◆ **What you have to do**
In the records that follow, show each line where the word "submit" is present.

____ Supplied entries

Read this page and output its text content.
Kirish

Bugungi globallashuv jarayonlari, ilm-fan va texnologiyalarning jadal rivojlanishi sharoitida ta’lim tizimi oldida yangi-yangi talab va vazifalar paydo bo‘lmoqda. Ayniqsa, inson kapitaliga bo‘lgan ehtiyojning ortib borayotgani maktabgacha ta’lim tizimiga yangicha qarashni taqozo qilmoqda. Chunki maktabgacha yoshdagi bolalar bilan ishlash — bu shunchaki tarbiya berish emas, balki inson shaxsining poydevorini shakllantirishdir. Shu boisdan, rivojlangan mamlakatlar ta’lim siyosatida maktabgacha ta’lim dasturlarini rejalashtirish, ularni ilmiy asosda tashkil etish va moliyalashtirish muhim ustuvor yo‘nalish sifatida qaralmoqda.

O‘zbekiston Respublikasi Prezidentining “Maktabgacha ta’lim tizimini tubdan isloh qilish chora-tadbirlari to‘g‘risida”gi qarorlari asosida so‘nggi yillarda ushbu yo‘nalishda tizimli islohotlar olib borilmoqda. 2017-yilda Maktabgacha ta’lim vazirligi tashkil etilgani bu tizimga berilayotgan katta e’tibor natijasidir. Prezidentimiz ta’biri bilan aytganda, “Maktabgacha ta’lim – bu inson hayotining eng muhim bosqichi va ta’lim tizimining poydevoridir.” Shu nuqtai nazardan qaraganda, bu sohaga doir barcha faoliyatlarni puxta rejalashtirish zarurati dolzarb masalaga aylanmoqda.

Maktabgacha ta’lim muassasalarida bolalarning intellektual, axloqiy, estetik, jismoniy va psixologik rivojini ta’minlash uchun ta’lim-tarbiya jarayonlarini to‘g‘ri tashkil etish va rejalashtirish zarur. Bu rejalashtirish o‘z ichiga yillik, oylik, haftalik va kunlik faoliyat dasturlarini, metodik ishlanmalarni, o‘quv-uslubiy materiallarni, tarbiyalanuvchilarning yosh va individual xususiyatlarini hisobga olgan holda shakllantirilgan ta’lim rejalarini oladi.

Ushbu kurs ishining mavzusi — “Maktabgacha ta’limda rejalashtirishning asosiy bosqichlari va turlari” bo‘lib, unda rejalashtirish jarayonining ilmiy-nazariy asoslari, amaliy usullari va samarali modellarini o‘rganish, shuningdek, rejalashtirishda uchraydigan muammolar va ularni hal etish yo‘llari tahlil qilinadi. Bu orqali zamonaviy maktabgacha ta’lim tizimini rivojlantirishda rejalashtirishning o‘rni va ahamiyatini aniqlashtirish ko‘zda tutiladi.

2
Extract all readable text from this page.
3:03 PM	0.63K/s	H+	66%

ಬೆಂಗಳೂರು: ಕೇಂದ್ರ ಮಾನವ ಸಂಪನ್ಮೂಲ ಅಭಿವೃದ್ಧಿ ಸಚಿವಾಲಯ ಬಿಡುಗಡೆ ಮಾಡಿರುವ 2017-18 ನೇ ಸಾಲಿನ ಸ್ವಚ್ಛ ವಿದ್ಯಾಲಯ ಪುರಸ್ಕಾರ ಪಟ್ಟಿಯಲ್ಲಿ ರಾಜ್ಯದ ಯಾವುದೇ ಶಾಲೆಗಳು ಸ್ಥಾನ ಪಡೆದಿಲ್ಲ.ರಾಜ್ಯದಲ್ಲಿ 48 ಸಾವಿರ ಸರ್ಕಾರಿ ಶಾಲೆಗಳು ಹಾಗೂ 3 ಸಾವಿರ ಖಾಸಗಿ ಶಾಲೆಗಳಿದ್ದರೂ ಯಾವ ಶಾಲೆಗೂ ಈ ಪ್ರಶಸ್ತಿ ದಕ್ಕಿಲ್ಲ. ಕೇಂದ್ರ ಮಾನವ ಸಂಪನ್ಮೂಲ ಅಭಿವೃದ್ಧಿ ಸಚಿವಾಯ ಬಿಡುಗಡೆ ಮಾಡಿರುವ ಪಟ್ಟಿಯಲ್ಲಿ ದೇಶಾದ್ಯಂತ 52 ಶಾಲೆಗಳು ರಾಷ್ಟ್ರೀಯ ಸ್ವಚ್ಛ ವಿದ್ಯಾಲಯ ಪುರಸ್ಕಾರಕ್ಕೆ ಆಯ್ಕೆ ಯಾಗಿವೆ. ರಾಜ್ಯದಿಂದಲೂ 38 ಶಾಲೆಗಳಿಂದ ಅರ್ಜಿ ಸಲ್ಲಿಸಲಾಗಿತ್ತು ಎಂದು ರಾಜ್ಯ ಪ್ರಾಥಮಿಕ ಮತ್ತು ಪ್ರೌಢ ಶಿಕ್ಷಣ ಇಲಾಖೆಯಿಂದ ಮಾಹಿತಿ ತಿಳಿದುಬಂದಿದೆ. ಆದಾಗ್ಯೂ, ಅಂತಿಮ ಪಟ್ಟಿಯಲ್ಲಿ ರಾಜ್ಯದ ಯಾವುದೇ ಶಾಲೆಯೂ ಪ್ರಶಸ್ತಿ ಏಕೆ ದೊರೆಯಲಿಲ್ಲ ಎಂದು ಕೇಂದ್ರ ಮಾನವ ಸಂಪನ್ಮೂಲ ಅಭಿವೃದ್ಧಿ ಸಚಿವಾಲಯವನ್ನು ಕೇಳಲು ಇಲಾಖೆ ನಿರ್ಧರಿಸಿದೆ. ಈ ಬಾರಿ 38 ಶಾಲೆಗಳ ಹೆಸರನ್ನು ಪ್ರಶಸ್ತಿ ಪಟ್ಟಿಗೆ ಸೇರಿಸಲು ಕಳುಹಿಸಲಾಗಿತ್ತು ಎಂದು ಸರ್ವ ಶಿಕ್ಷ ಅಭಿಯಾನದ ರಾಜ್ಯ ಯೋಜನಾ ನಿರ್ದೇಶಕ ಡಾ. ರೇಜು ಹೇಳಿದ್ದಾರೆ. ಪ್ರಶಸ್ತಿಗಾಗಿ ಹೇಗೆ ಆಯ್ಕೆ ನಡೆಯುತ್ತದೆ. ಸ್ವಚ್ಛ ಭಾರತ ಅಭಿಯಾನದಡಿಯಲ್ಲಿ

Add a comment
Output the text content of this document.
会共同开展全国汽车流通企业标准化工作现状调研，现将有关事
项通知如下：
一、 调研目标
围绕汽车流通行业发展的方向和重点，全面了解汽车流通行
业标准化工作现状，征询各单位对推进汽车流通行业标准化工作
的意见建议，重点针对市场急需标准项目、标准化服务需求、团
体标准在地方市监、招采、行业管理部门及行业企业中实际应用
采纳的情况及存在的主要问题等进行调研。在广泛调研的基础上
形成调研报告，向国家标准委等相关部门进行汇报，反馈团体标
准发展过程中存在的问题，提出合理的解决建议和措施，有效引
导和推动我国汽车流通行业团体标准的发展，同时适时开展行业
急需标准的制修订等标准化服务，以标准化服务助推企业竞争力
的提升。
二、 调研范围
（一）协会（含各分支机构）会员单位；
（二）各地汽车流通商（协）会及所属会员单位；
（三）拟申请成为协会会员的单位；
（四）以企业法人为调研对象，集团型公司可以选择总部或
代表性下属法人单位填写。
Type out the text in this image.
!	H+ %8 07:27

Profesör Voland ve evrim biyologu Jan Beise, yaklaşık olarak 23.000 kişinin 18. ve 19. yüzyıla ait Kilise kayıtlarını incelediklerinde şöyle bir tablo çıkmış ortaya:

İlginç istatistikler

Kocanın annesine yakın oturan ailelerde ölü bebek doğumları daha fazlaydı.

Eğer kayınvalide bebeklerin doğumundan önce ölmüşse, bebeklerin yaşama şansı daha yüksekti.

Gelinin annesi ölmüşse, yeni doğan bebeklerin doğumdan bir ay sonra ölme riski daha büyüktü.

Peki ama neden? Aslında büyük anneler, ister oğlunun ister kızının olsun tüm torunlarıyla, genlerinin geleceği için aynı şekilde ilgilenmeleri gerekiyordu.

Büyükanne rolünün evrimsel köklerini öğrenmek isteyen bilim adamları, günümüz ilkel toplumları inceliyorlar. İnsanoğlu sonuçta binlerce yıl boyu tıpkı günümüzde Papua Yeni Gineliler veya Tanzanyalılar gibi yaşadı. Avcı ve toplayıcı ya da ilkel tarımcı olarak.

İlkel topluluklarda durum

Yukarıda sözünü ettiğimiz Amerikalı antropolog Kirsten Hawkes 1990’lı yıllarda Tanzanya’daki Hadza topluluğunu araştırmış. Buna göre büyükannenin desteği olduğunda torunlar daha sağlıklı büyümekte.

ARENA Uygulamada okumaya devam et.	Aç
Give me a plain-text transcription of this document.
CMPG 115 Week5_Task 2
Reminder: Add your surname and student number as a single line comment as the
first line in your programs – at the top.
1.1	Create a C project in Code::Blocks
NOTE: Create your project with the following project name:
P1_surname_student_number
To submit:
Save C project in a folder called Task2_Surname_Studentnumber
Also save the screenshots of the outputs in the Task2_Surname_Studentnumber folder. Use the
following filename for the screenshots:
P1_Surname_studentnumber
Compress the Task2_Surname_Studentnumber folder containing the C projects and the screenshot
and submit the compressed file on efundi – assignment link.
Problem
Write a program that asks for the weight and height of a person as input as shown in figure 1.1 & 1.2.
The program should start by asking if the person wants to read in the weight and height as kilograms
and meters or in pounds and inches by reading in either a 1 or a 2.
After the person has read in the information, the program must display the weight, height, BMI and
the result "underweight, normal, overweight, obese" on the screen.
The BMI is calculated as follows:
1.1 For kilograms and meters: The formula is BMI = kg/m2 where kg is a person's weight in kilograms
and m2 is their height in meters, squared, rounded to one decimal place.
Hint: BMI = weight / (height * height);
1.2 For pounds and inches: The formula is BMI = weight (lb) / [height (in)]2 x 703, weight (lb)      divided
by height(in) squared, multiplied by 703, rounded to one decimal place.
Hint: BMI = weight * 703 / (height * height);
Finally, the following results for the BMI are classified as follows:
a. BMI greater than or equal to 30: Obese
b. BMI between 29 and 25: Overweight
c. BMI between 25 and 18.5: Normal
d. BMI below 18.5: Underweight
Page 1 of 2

________

◆ **Correct result**
To submit:
and submit the compressed file on efundi – assignment link.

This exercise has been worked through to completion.